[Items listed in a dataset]
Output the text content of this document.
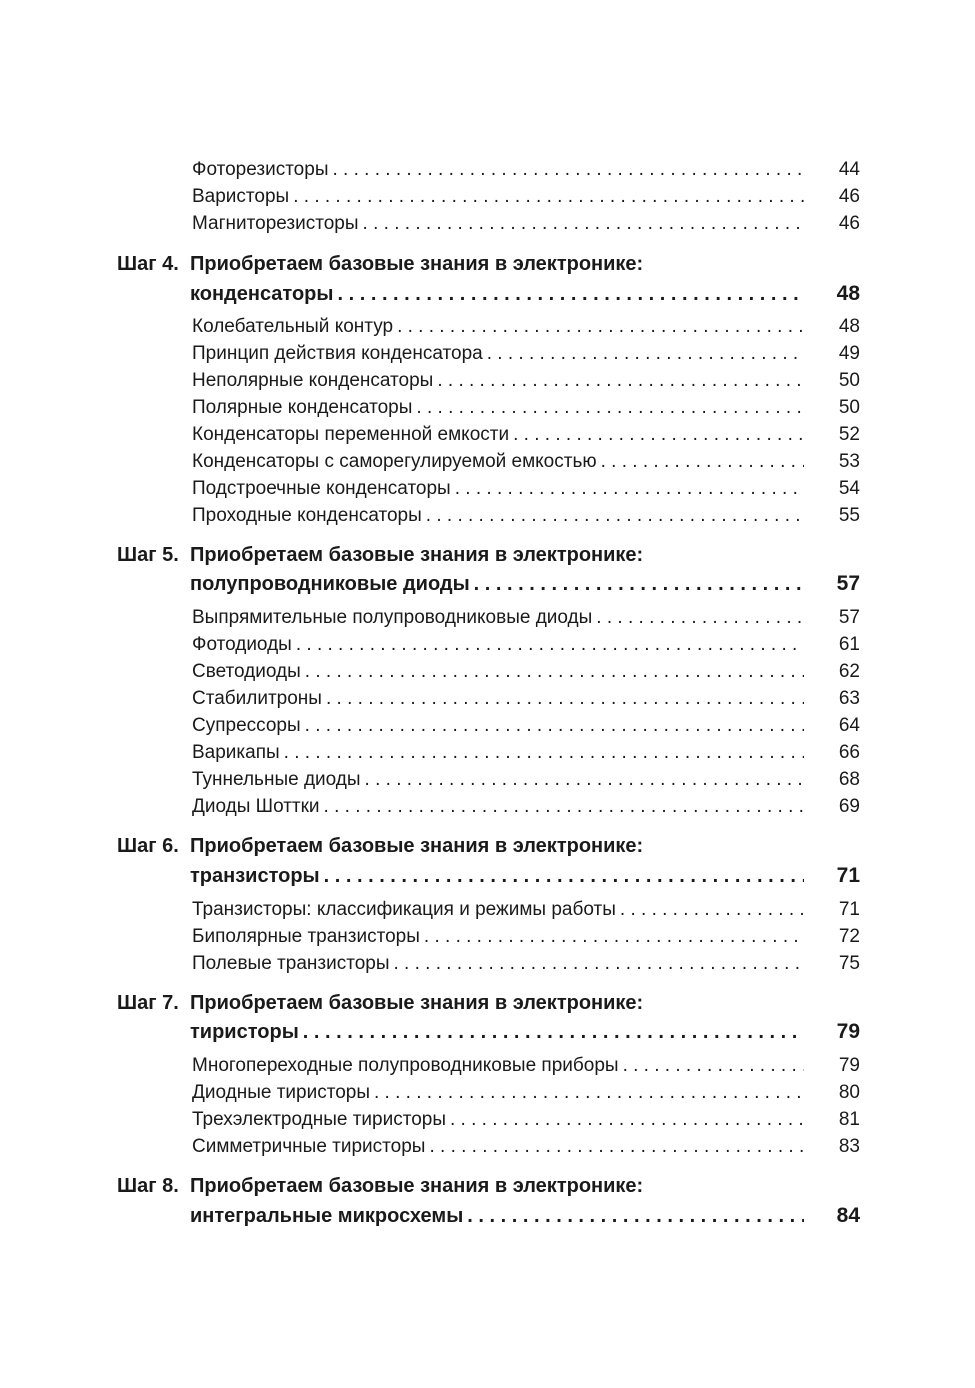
Фоторезисторы . . .	44
Варисторы . . .	46
Магниторезисторы . . .	46
Шаг 4. Приобретаем базовые знания в электронике:
конденсаторы . . .	48
Колебательный контур . . .	48
Принцип действия конденсатора . . .	49
Неполярные конденсаторы . . .	50
Полярные конденсаторы . . .	50
Конденсаторы переменной емкости . . .	52
Конденсаторы с саморегулируемой емкостью . . .	53
Подстроечные конденсаторы . . .	54
Проходные конденсаторы . . .	55
Шаг 5. Приобретаем базовые знания в электронике:
полупроводниковые диоды . . .	57
Выпрямительные полупроводниковые диоды . . .	57
Фотодиоды . . .	61
Светодиоды . . .	62
Стабилитроны . . .	63
Супрессоры . . .	64
Варикапы . . .	66
Туннельные диоды . . .	68
Диоды Шоттки . . .	69
Шаг 6. Приобретаем базовые знания в электронике:
транзисторы . . .	71
Транзисторы: классификация и режимы работы . . .	71
Биполярные транзисторы . . .	72
Полевые транзисторы . . .	75
Шаг 7. Приобретаем базовые знания в электронике:
тиристоры . . .	79
Многопереходные полупроводниковые приборы . . .	79
Диодные тиристоры . . .	80
Трехэлектродные тиристоры . . .	81
Симметричные тиристоры . . .	83
Шаг 8. Приобретаем базовые знания в электронике:
интегральные микросхемы . . .	84
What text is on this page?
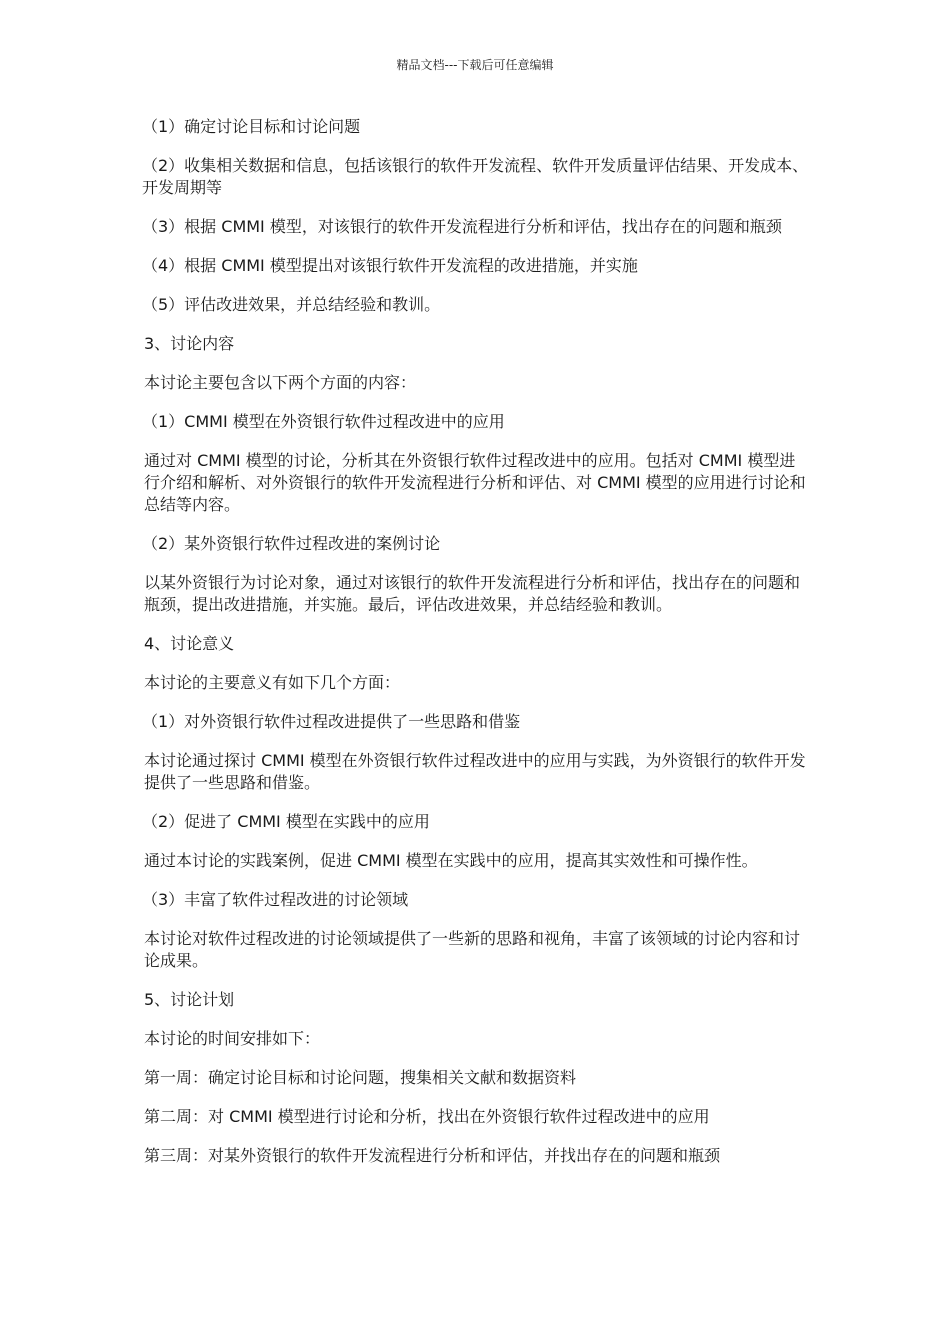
精品文档---下载后可任意编辑

（1）确定讨论目标和讨论问题

（2）收集相关数据和信息，包括该银行的软件开发流程、软件开发质量评估结果、开发成本、开发周期等

（3）根据 CMMI 模型，对该银行的软件开发流程进行分析和评估，找出存在的问题和瓶颈

（4）根据 CMMI 模型提出对该银行软件开发流程的改进措施，并实施

（5）评估改进效果，并总结经验和教训。

3、讨论内容

本讨论主要包含以下两个方面的内容：

（1）CMMI 模型在外资银行软件过程改进中的应用

通过对 CMMI 模型的讨论，分析其在外资银行软件过程改进中的应用。包括对 CMMI 模型进行介绍和解析、对外资银行的软件开发流程进行分析和评估、对 CMMI 模型的应用进行讨论和总结等内容。

（2）某外资银行软件过程改进的案例讨论

以某外资银行为讨论对象，通过对该银行的软件开发流程进行分析和评估，找出存在的问题和瓶颈，提出改进措施，并实施。最后，评估改进效果，并总结经验和教训。

4、讨论意义

本讨论的主要意义有如下几个方面：

（1）对外资银行软件过程改进提供了一些思路和借鉴

本讨论通过探讨 CMMI 模型在外资银行软件过程改进中的应用与实践，为外资银行的软件开发提供了一些思路和借鉴。

（2）促进了 CMMI 模型在实践中的应用

通过本讨论的实践案例，促进 CMMI 模型在实践中的应用，提高其实效性和可操作性。

（3）丰富了软件过程改进的讨论领域

本讨论对软件过程改进的讨论领域提供了一些新的思路和视角，丰富了该领域的讨论内容和讨论成果。

5、讨论计划

本讨论的时间安排如下：

第一周：确定讨论目标和讨论问题，搜集相关文献和数据资料

第二周：对 CMMI 模型进行讨论和分析，找出在外资银行软件过程改进中的应用

第三周：对某外资银行的软件开发流程进行分析和评估，并找出存在的问题和瓶颈
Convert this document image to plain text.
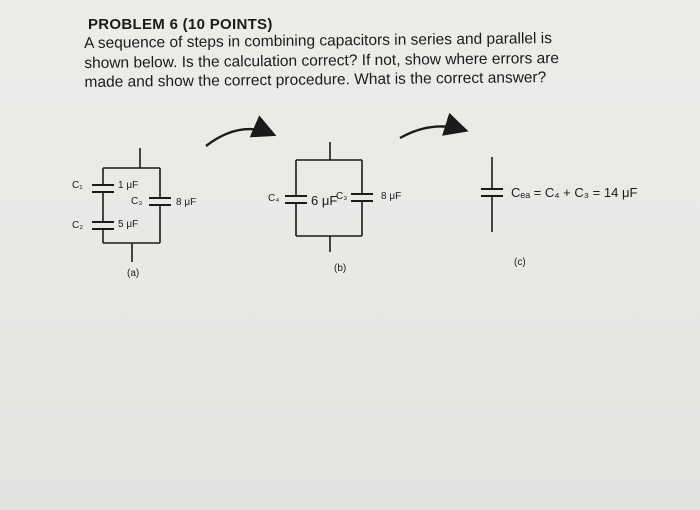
PROBLEM 6 (10 POINTS)
A sequence of steps in combining capacitors in series and parallel is
shown below. Is the calculation correct? If not, show where errors are
made and show the correct procedure. What is the correct answer?
C₁	1 μF
C₃	8 μF
C₂	5 μF
(a)
C₄ 6 μF
C₃	8 μF
(b)
Cₑₐ = C₄ + C₃ = 14 μF
(c)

**Problem to work on**
Return the entries unchanged, save for the pictures, which do not belong in the copy.

**Full output**
Output the text content of this document.
Фоторезисторы . . .	44
Варисторы . . .	46
Магниторезисторы . . .	46
Шаг 4. Приобретаем базовые знания в электронике:
конденсаторы . . .	48
Колебательный контур . . .	48
Принцип действия конденсатора . . .	49
Неполярные конденсаторы . . .	50
Полярные конденсаторы . . .	50
Конденсаторы переменной емкости . . .	52
Конденсаторы с саморегулируемой емкостью . . .	53
Подстроечные конденсаторы . . .	54
Проходные конденсаторы . . .	55
Шаг 5. Приобретаем базовые знания в электронике:
полупроводниковые диоды . . .	57
Выпрямительные полупроводниковые диоды . . .	57
Фотодиоды . . .	61
Светодиоды . . .	62
Стабилитроны . . .	63
Супрессоры . . .	64
Варикапы . . .	66
Туннельные диоды . . .	68
Диоды Шоттки . . .	69
Шаг 6. Приобретаем базовые знания в электронике:
транзисторы . . .	71
Транзисторы: классификация и режимы работы . . .	71
Биполярные транзисторы . . .	72
Полевые транзисторы . . .	75
Шаг 7. Приобретаем базовые знания в электронике:
тиристоры . . .	79
Многопереходные полупроводниковые приборы . . .	79
Диодные тиристоры . . .	80
Трехэлектродные тиристоры . . .	81
Симметричные тиристоры . . .	83
Шаг 8. Приобретаем базовые знания в электронике:
интегральные микросхемы . . .	84
What text is on this page?
精品文档---下载后可任意编辑

（1）确定讨论目标和讨论问题

（2）收集相关数据和信息，包括该银行的软件开发流程、软件开发质量评估结果、开发成本、开发周期等

（3）根据 CMMI 模型，对该银行的软件开发流程进行分析和评估，找出存在的问题和瓶颈

（4）根据 CMMI 模型提出对该银行软件开发流程的改进措施，并实施

（5）评估改进效果，并总结经验和教训。

3、讨论内容

本讨论主要包含以下两个方面的内容：

（1）CMMI 模型在外资银行软件过程改进中的应用

通过对 CMMI 模型的讨论，分析其在外资银行软件过程改进中的应用。包括对 CMMI 模型进行介绍和解析、对外资银行的软件开发流程进行分析和评估、对 CMMI 模型的应用进行讨论和总结等内容。

（2）某外资银行软件过程改进的案例讨论

以某外资银行为讨论对象，通过对该银行的软件开发流程进行分析和评估，找出存在的问题和瓶颈，提出改进措施，并实施。最后，评估改进效果，并总结经验和教训。

4、讨论意义

本讨论的主要意义有如下几个方面：

（1）对外资银行软件过程改进提供了一些思路和借鉴

本讨论通过探讨 CMMI 模型在外资银行软件过程改进中的应用与实践，为外资银行的软件开发提供了一些思路和借鉴。

（2）促进了 CMMI 模型在实践中的应用

通过本讨论的实践案例，促进 CMMI 模型在实践中的应用，提高其实效性和可操作性。

（3）丰富了软件过程改进的讨论领域

本讨论对软件过程改进的讨论领域提供了一些新的思路和视角，丰富了该领域的讨论内容和讨论成果。

5、讨论计划

本讨论的时间安排如下：

第一周：确定讨论目标和讨论问题，搜集相关文献和数据资料

第二周：对 CMMI 模型进行讨论和分析，找出在外资银行软件过程改进中的应用

第三周：对某外资银行的软件开发流程进行分析和评估，并找出存在的问题和瓶颈
Convert this document image to plain text.
PROBLEM 6 (10 POINTS)
A sequence of steps in combining capacitors in series and parallel is
shown below. Is the calculation correct? If not, show where errors are
made and show the correct procedure. What is the correct answer?
C₁	1 μF
C₃	8 μF
C₂	5 μF
(a)
C₄ 6 μF
C₃	8 μF
(b)
Cₑₐ = C₄ + C₃ = 14 μF
(c)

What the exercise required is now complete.